◆ Entries provided:
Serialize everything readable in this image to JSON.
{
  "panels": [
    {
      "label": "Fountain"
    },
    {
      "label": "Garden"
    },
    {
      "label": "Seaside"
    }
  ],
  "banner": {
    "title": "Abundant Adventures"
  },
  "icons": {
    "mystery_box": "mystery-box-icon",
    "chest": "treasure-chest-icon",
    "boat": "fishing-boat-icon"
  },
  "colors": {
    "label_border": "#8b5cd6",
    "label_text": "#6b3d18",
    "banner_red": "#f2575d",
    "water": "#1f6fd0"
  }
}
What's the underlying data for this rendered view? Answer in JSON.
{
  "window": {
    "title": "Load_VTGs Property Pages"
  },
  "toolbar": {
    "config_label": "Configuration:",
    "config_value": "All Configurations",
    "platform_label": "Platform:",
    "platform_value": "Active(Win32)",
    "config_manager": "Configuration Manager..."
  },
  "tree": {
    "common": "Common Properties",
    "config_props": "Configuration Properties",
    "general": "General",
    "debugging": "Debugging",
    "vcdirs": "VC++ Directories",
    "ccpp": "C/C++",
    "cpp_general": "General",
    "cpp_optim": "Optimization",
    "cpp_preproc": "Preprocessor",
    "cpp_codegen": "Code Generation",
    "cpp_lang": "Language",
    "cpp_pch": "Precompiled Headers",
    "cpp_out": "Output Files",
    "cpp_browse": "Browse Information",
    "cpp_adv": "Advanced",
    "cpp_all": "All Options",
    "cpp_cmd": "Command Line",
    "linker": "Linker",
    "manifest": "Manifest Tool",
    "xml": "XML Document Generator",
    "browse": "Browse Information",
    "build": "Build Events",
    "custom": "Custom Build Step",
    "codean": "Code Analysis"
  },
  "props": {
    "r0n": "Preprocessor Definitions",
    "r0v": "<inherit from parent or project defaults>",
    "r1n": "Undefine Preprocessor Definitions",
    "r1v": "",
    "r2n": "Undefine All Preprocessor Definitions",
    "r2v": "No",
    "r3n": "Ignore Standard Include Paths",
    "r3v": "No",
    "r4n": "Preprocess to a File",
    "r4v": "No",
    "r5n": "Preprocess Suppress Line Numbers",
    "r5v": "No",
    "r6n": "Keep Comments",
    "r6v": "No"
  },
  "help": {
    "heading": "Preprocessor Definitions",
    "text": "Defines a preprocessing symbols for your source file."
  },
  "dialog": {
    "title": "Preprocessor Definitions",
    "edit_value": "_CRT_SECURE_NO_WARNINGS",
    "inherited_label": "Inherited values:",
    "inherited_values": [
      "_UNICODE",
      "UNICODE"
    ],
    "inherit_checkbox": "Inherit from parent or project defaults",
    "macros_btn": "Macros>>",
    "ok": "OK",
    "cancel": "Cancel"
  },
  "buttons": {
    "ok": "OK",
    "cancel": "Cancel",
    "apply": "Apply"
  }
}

◆ What to produce:
Give the entries once more, exactly as they appear.

◆ Problem solution:
Serialize everything readable in this image to JSON.
{
  "panels": [
    {
      "label": "Fountain"
    },
    {
      "label": "Garden"
    },
    {
      "label": "Seaside"
    }
  ],
  "banner": {
    "title": "Abundant Adventures"
  },
  "icons": {
    "mystery_box": "mystery-box-icon",
    "chest": "treasure-chest-icon",
    "boat": "fishing-boat-icon"
  },
  "colors": {
    "label_border": "#8b5cd6",
    "label_text": "#6b3d18",
    "banner_red": "#f2575d",
    "water": "#1f6fd0"
  }
}
What's the underlying data for this rendered view? Answer in JSON.
{
  "window": {
    "title": "Load_VTGs Property Pages"
  },
  "toolbar": {
    "config_label": "Configuration:",
    "config_value": "All Configurations",
    "platform_label": "Platform:",
    "platform_value": "Active(Win32)",
    "config_manager": "Configuration Manager..."
  },
  "tree": {
    "common": "Common Properties",
    "config_props": "Configuration Properties",
    "general": "General",
    "debugging": "Debugging",
    "vcdirs": "VC++ Directories",
    "ccpp": "C/C++",
    "cpp_general": "General",
    "cpp_optim": "Optimization",
    "cpp_preproc": "Preprocessor",
    "cpp_codegen": "Code Generation",
    "cpp_lang": "Language",
    "cpp_pch": "Precompiled Headers",
    "cpp_out": "Output Files",
    "cpp_browse": "Browse Information",
    "cpp_adv": "Advanced",
    "cpp_all": "All Options",
    "cpp_cmd": "Command Line",
    "linker": "Linker",
    "manifest": "Manifest Tool",
    "xml": "XML Document Generator",
    "browse": "Browse Information",
    "build": "Build Events",
    "custom": "Custom Build Step",
    "codean": "Code Analysis"
  },
  "props": {
    "r0n": "Preprocessor Definitions",
    "r0v": "<inherit from parent or project defaults>",
    "r1n": "Undefine Preprocessor Definitions",
    "r1v": "",
    "r2n": "Undefine All Preprocessor Definitions",
    "r2v": "No",
    "r3n": "Ignore Standard Include Paths",
    "r3v": "No",
    "r4n": "Preprocess to a File",
    "r4v": "No",
    "r5n": "Preprocess Suppress Line Numbers",
    "r5v": "No",
    "r6n": "Keep Comments",
    "r6v": "No"
  },
  "help": {
    "heading": "Preprocessor Definitions",
    "text": "Defines a preprocessing symbols for your source file."
  },
  "dialog": {
    "title": "Preprocessor Definitions",
    "edit_value": "_CRT_SECURE_NO_WARNINGS",
    "inherited_label": "Inherited values:",
    "inherited_values": [
      "_UNICODE",
      "UNICODE"
    ],
    "inherit_checkbox": "Inherit from parent or project defaults",
    "macros_btn": "Macros>>",
    "ok": "OK",
    "cancel": "Cancel"
  },
  "buttons": {
    "ok": "OK",
    "cancel": "Cancel",
    "apply": "Apply"
  }
}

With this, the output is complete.